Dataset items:
[start]

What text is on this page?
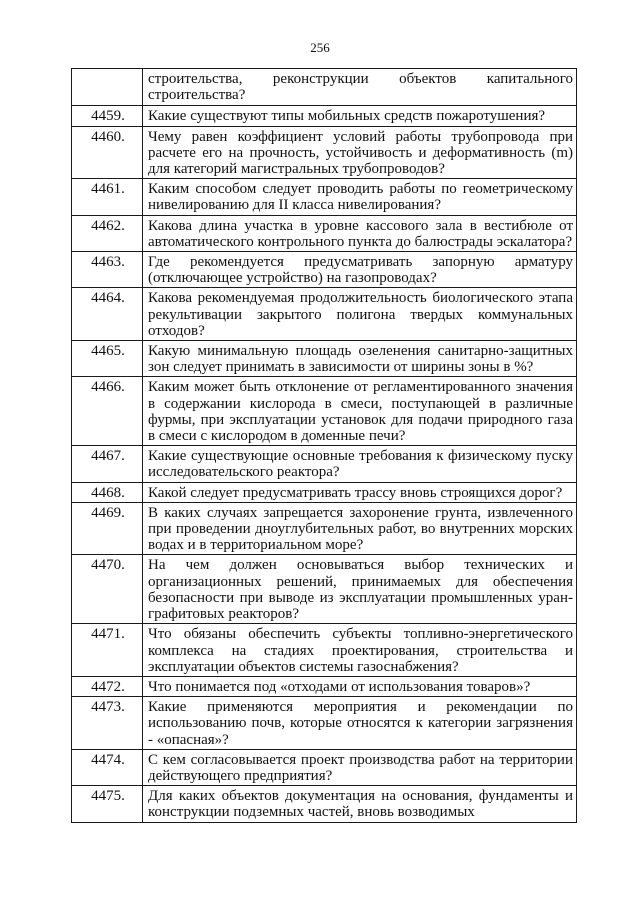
256
	строительства, реконструкции объектов капитального строительства?
4459.	Какие существуют типы мобильных средств пожаротушения?
4460.	Чему равен коэффициент условий работы трубопровода при расчете его на прочность, устойчивость и деформативность (m) для категорий магистральных трубопроводов?
4461.	Каким способом следует проводить работы по геометрическому нивелированию для II класса нивелирования?
4462.	Какова длина участка в уровне кассового зала в вестибюле от автоматического контрольного пункта до балюстрады эскалатора?
4463.	Где рекомендуется предусматривать запорную арматуру (отключающее устройство) на газопроводах?
4464.	Какова рекомендуемая продолжительность биологического этапа рекультивации закрытого полигона твердых коммунальных отходов?
4465.	Какую минимальную площадь озеленения санитарно-защитных зон следует принимать в зависимости от ширины зоны в %?
4466.	Каким может быть отклонение от регламентированного значения в содержании кислорода в смеси, поступающей в различные фурмы, при эксплуатации установок для подачи природного газа в смеси с кислородом в доменные печи?
4467.	Какие существующие основные требования к физическому пуску исследовательского реактора?
4468.	Какой следует предусматривать трассу вновь строящихся дорог?
4469.	В каких случаях запрещается захоронение грунта, извлеченного при проведении дноуглубительных работ, во внутренних морских водах и в территориальном море?
4470.	На чем должен основываться выбор технических и организационных решений, принимаемых для обеспечения безопасности при выводе из эксплуатации промышленных уран-графитовых реакторов?
4471.	Что обязаны обеспечить субъекты топливно-энергетического комплекса на стадиях проектирования, строительства и эксплуатации объектов системы газоснабжения?
4472.	Что понимается под «отходами от использования товаров»?
4473.	Какие применяются мероприятия и рекомендации по использованию почв, которые относятся к категории загрязнения - «опасная»?
4474.	С кем согласовывается проект производства работ на территории действующего предприятия?
4475.	Для каких объектов документация на основания, фундаменты и конструкции подземных частей, вновь возводимых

[end]

Task to complete:
The lines to collect are those holding the string "Какова"; copy them all.

Result below:
4462.	Какова длина участка в уровне кассового зала в вестибюле от автоматического контрольного пункта до балюстрады эскалатора?
4464.	Какова рекомендуемая продолжительность биологического этапа рекультивации закрытого полигона твердых коммунальных отходов?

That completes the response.